Extracts from a graphics dataset
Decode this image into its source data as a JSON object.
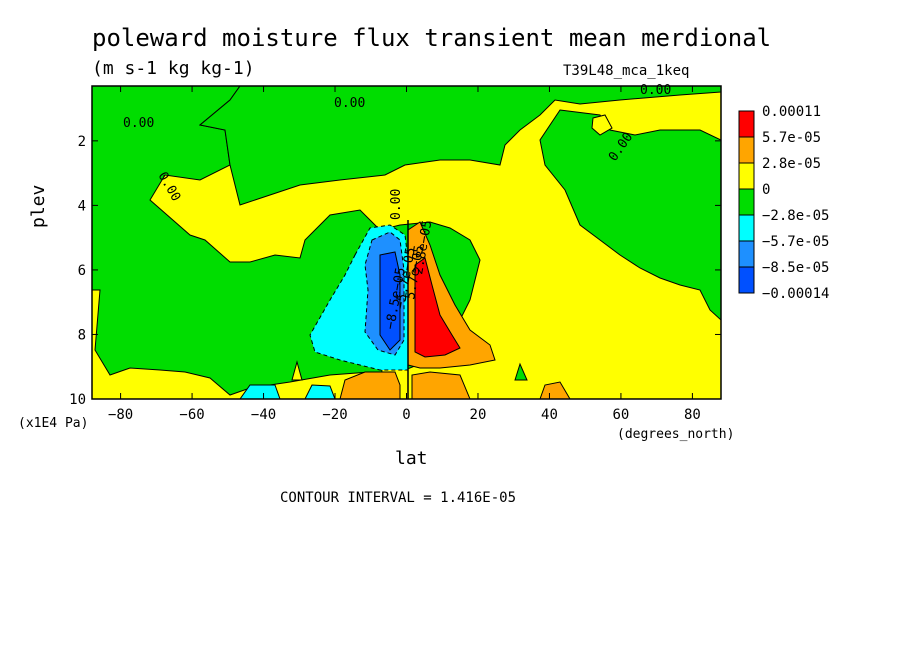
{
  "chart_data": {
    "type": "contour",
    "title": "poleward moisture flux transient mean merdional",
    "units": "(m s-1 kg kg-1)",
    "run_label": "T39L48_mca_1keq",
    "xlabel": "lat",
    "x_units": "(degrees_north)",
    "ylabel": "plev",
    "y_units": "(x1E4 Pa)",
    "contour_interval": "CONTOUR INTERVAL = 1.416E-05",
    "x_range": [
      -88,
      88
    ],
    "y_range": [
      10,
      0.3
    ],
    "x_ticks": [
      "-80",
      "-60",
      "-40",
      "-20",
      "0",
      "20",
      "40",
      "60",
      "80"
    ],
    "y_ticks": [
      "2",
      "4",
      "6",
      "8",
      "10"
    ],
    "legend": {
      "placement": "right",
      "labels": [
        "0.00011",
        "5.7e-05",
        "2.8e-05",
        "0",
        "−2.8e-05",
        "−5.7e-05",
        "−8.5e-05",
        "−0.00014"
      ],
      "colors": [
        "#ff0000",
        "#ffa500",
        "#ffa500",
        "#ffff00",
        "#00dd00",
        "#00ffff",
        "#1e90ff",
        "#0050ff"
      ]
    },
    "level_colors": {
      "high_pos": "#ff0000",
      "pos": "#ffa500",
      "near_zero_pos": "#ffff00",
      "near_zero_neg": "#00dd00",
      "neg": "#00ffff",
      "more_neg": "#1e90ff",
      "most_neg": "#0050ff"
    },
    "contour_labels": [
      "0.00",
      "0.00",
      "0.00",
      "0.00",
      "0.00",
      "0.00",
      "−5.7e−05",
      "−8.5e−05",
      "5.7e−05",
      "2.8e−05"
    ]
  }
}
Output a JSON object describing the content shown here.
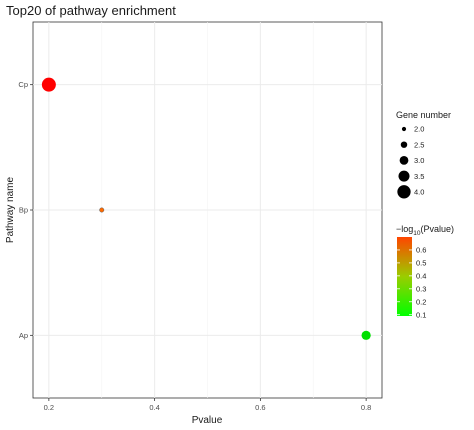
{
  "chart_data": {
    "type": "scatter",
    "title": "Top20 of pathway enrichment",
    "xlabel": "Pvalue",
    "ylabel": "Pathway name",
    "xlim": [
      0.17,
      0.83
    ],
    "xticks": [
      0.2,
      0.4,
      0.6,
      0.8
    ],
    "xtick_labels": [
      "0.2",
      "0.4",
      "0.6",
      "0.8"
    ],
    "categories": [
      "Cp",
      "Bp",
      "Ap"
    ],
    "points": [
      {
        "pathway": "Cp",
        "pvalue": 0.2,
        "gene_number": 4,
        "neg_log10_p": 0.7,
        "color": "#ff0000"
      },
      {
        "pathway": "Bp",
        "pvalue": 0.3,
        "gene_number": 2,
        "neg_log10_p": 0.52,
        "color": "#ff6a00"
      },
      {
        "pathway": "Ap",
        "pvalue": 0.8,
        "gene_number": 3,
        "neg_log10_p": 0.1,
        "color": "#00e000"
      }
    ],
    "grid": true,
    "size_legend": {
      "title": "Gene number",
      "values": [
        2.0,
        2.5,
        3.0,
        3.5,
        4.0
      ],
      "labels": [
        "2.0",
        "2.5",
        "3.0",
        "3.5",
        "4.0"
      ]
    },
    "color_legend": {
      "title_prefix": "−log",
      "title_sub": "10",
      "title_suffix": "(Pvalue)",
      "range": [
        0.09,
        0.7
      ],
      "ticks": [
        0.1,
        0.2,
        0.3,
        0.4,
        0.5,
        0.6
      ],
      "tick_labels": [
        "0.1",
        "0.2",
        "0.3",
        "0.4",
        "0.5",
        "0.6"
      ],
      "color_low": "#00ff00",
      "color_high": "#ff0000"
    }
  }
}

- **WHAT NEEDS TO BE DONE**
Omit each picture, then return all of the listing exactly as it stands.

- **RESULT**
Decode this image into its source data as a JSON object.
{
  "chart_data": {
    "type": "contour",
    "title": "poleward moisture flux transient mean merdional",
    "units": "(m s-1 kg kg-1)",
    "run_label": "T39L48_mca_1keq",
    "xlabel": "lat",
    "x_units": "(degrees_north)",
    "ylabel": "plev",
    "y_units": "(x1E4 Pa)",
    "contour_interval": "CONTOUR INTERVAL = 1.416E-05",
    "x_range": [
      -88,
      88
    ],
    "y_range": [
      10,
      0.3
    ],
    "x_ticks": [
      "-80",
      "-60",
      "-40",
      "-20",
      "0",
      "20",
      "40",
      "60",
      "80"
    ],
    "y_ticks": [
      "2",
      "4",
      "6",
      "8",
      "10"
    ],
    "legend": {
      "placement": "right",
      "labels": [
        "0.00011",
        "5.7e-05",
        "2.8e-05",
        "0",
        "−2.8e-05",
        "−5.7e-05",
        "−8.5e-05",
        "−0.00014"
      ],
      "colors": [
        "#ff0000",
        "#ffa500",
        "#ffa500",
        "#ffff00",
        "#00dd00",
        "#00ffff",
        "#1e90ff",
        "#0050ff"
      ]
    },
    "level_colors": {
      "high_pos": "#ff0000",
      "pos": "#ffa500",
      "near_zero_pos": "#ffff00",
      "near_zero_neg": "#00dd00",
      "neg": "#00ffff",
      "more_neg": "#1e90ff",
      "most_neg": "#0050ff"
    },
    "contour_labels": [
      "0.00",
      "0.00",
      "0.00",
      "0.00",
      "0.00",
      "0.00",
      "−5.7e−05",
      "−8.5e−05",
      "5.7e−05",
      "2.8e−05"
    ]
  }
}
Output a JSON object describing the content shown here.
{
  "chart_data": {
    "type": "scatter",
    "title": "Top20 of pathway enrichment",
    "xlabel": "Pvalue",
    "ylabel": "Pathway name",
    "xlim": [
      0.17,
      0.83
    ],
    "xticks": [
      0.2,
      0.4,
      0.6,
      0.8
    ],
    "xtick_labels": [
      "0.2",
      "0.4",
      "0.6",
      "0.8"
    ],
    "categories": [
      "Cp",
      "Bp",
      "Ap"
    ],
    "points": [
      {
        "pathway": "Cp",
        "pvalue": 0.2,
        "gene_number": 4,
        "neg_log10_p": 0.7,
        "color": "#ff0000"
      },
      {
        "pathway": "Bp",
        "pvalue": 0.3,
        "gene_number": 2,
        "neg_log10_p": 0.52,
        "color": "#ff6a00"
      },
      {
        "pathway": "Ap",
        "pvalue": 0.8,
        "gene_number": 3,
        "neg_log10_p": 0.1,
        "color": "#00e000"
      }
    ],
    "grid": true,
    "size_legend": {
      "title": "Gene number",
      "values": [
        2.0,
        2.5,
        3.0,
        3.5,
        4.0
      ],
      "labels": [
        "2.0",
        "2.5",
        "3.0",
        "3.5",
        "4.0"
      ]
    },
    "color_legend": {
      "title_prefix": "−log",
      "title_sub": "10",
      "title_suffix": "(Pvalue)",
      "range": [
        0.09,
        0.7
      ],
      "ticks": [
        0.1,
        0.2,
        0.3,
        0.4,
        0.5,
        0.6
      ],
      "tick_labels": [
        "0.1",
        "0.2",
        "0.3",
        "0.4",
        "0.5",
        "0.6"
      ],
      "color_low": "#00ff00",
      "color_high": "#ff0000"
    }
  }
}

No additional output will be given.